- _Aim_: Copy the items, unchanged, from the first line through the line holding "Text: .1: .1: [133, 174, 149, 187]", inclusive.

★ ★ ★ ★ ★ ★ ★

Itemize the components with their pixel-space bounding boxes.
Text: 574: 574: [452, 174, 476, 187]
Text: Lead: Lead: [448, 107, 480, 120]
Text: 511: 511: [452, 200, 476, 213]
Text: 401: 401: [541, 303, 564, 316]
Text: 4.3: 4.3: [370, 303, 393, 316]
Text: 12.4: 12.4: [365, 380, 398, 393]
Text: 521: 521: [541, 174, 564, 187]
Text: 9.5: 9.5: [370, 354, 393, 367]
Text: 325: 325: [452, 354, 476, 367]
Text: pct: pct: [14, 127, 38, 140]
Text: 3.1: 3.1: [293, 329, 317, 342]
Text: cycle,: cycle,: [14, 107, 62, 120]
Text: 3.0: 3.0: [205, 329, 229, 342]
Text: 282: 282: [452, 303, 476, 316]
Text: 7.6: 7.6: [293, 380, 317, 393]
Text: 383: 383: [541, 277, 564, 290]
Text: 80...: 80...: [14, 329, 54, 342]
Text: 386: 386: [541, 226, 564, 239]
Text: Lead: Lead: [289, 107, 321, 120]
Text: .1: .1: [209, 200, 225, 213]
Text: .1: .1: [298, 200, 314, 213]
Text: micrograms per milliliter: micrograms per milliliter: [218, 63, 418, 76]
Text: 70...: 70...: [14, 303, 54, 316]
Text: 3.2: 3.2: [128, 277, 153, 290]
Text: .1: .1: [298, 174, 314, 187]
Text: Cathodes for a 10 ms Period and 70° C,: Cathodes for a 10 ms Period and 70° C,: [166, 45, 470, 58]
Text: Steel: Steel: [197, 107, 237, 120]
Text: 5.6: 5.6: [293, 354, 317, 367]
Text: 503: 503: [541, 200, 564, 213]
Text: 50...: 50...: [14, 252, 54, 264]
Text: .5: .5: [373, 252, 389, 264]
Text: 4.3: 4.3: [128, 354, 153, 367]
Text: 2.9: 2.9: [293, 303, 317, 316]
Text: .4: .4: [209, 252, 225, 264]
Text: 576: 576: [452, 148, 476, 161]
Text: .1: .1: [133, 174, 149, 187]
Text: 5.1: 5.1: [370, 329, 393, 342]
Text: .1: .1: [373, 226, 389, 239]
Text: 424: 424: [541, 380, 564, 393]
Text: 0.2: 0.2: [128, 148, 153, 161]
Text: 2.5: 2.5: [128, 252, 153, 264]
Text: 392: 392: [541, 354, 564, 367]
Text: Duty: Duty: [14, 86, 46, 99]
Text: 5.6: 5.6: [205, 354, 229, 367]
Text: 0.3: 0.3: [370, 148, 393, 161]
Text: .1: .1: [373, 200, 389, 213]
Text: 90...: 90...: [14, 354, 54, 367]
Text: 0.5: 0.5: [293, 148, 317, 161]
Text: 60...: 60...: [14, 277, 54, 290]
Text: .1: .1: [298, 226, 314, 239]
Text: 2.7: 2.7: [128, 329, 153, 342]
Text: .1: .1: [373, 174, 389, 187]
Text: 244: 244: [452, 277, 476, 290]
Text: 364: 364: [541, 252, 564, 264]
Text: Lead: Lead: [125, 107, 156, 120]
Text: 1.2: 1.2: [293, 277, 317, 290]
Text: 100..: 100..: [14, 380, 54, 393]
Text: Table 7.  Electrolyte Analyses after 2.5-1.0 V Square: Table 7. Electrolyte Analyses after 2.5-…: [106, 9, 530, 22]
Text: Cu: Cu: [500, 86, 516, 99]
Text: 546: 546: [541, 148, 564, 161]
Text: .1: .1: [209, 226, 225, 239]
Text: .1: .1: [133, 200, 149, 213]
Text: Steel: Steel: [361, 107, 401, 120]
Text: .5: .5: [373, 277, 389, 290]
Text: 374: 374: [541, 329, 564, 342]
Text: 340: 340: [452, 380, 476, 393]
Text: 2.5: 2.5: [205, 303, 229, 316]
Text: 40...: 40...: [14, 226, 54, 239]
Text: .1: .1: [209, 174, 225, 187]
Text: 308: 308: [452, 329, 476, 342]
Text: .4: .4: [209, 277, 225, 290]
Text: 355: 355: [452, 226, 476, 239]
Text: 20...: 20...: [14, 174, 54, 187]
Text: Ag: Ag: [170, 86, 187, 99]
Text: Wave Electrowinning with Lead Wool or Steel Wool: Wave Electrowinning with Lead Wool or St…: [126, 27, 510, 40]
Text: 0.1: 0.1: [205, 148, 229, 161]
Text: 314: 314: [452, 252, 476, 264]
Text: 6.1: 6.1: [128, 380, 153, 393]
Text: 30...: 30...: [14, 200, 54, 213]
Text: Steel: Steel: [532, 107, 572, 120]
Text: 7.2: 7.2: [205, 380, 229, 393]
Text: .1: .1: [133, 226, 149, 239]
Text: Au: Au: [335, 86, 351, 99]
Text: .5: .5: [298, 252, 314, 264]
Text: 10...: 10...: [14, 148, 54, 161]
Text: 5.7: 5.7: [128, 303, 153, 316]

★ ★ ★ ★ ★ ★ ★

- _Answer to this task_:
Itemize the components with their pixel-space bounding boxes.
Text: 574: 574: [452, 174, 476, 187]
Text: Lead: Lead: [448, 107, 480, 120]
Text: 511: 511: [452, 200, 476, 213]
Text: 401: 401: [541, 303, 564, 316]
Text: 4.3: 4.3: [370, 303, 393, 316]
Text: 12.4: 12.4: [365, 380, 398, 393]
Text: 521: 521: [541, 174, 564, 187]
Text: 9.5: 9.5: [370, 354, 393, 367]
Text: 325: 325: [452, 354, 476, 367]
Text: pct: pct: [14, 127, 38, 140]
Text: 3.1: 3.1: [293, 329, 317, 342]
Text: cycle,: cycle,: [14, 107, 62, 120]
Text: 3.0: 3.0: [205, 329, 229, 342]
Text: 282: 282: [452, 303, 476, 316]
Text: 7.6: 7.6: [293, 380, 317, 393]
Text: 383: 383: [541, 277, 564, 290]
Text: 80...: 80...: [14, 329, 54, 342]
Text: 386: 386: [541, 226, 564, 239]
Text: Lead: Lead: [289, 107, 321, 120]
Text: .1: .1: [209, 200, 225, 213]
Text: .1: .1: [298, 200, 314, 213]
Text: micrograms per milliliter: micrograms per milliliter: [218, 63, 418, 76]
Text: 70...: 70...: [14, 303, 54, 316]
Text: 3.2: 3.2: [128, 277, 153, 290]
Text: .1: .1: [298, 174, 314, 187]
Text: Cathodes for a 10 ms Period and 70° C,: Cathodes for a 10 ms Period and 70° C,: [166, 45, 470, 58]
Text: Steel: Steel: [197, 107, 237, 120]
Text: 5.6: 5.6: [293, 354, 317, 367]
Text: 503: 503: [541, 200, 564, 213]
Text: 50...: 50...: [14, 252, 54, 264]
Text: .5: .5: [373, 252, 389, 264]
Text: 4.3: 4.3: [128, 354, 153, 367]
Text: 2.9: 2.9: [293, 303, 317, 316]
Text: .4: .4: [209, 252, 225, 264]
Text: 576: 576: [452, 148, 476, 161]
Text: .1: .1: [133, 174, 149, 187]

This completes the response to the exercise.